### Text
----------------
Designing for agency in online learning

Benji Xie
Bits and Behavior
Published in
8 min readAug 12, 2020

It’s important for learners to have control over their online learning experiences. But designing the information to make that happens is nuanced!

Imagine if you told somebody who had never programmed before to “go learn it on the internet.” How would that happen? They might search on the internet “how to code.” And maybe they watch some YouTube videos that provide some instruction but don’t provide practice. Or maybe they go to a site like Codecademy and try to follow along, but get frustrated because they want to explore instead of follow some predefined path. Except for those with immense self-efficacy, metacognition, and time, this experience will almost certainly result in frustration and loss of interest. This challenge of helping learners guide their own online learning experiences is important as more and more people turn to the internet to try to learn programming on their own.

How learners navigate online learning experiences affects how effectively they will learn. Providing learners the agency to make meaningful decisions about their learning can benefit their learning experiences, but making decisions can be hard work! So my lab mates and I explored how affording agency as well as information to inform agency would affect learning.

Informing decisions is a pre-requisite to enabling agency.

First, we identified information that we thought was important to learners making decisions about what to learn next (about how to exert agency). We identified that this information would inform learners about 1) what there was to learn, 2) where they currently were in their learning, and 3) what they could do next. If learning was a hike, this information is similar to providing a map of the area, information about where you have already gone, and recommendations on where you may want to travel next!

We distilled this information into five features shown in the figure below:

Screenshots of part of Codeitz showing visualizing 5 components to inform decision-making
The information we designed to inform learners of what they may want to learn next.
  • The world view was a hierarchy of concepts showing the dependency relationships between concepts (e.g. how it would help learn data types before learning arithmetic operators or variables). We intended this to provide learners a map of what there was to learn.
  • Exercise feedback was intended to provide basic feedback so learners would know whether their attempt at a practice exercise was correct or not.
  • Progress indicators showed learners what they had already done compared to what else there was to do.
----------------
### Record set

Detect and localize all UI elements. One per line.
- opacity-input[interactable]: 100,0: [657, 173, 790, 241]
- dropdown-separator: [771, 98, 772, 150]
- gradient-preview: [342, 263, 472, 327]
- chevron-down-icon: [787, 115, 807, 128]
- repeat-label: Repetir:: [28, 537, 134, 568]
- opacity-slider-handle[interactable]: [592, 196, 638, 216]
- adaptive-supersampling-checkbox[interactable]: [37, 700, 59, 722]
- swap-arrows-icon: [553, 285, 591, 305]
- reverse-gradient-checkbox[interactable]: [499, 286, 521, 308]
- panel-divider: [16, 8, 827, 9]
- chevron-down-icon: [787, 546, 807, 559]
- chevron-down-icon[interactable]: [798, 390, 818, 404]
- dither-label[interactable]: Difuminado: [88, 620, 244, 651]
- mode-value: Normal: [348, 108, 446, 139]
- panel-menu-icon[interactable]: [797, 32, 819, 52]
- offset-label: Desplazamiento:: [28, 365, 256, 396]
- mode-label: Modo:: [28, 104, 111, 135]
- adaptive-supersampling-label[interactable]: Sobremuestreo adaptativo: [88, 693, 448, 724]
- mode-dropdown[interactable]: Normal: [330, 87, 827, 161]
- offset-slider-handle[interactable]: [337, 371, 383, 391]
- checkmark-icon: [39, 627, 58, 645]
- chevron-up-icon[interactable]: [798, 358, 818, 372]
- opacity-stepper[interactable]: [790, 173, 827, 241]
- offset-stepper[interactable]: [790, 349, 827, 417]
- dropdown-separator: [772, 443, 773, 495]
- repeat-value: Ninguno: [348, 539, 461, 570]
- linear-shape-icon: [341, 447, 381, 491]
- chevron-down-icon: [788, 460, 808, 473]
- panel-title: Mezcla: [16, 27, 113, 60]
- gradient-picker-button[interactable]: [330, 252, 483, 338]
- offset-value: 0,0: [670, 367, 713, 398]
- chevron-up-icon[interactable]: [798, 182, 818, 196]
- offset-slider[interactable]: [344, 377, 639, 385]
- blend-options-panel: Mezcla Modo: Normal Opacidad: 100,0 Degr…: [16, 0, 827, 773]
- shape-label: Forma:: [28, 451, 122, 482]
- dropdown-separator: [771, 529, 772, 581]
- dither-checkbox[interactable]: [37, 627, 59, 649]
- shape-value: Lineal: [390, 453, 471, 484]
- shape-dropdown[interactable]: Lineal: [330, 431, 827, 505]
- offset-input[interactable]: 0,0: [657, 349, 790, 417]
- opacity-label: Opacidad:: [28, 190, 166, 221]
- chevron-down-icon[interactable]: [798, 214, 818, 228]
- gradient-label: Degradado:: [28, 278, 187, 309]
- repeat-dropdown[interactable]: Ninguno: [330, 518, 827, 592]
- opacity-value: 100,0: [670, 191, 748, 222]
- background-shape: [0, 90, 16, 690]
----------------
### Set task 1
Write out the passage of the online learning text from "Imagine if you" up to and including "on their own.".
### Set task 2
In the online learning text, what was the world view intended to provide learners?

### Full answer 1
Imagine if you told somebody who had never programmed before to “go learn it on the internet.” How would that happen? They might search on the internet “how to code.” And maybe they watch some YouTube videos that provide some instruction but don’t provide practice. Or maybe they go to a site like Codecademy and try to follow along, but get frustrated because they want to explore instead of follow some predefined path. Except for those with immense self-efficacy, metacognition, and time, this experience will almost certainly result in frustration and loss of interest. This challenge of helping learners guide their own online learning experiences is important as more and more people turn to the internet to try to learn programming on their own.

### Full answer 2
A map of what there was to learn.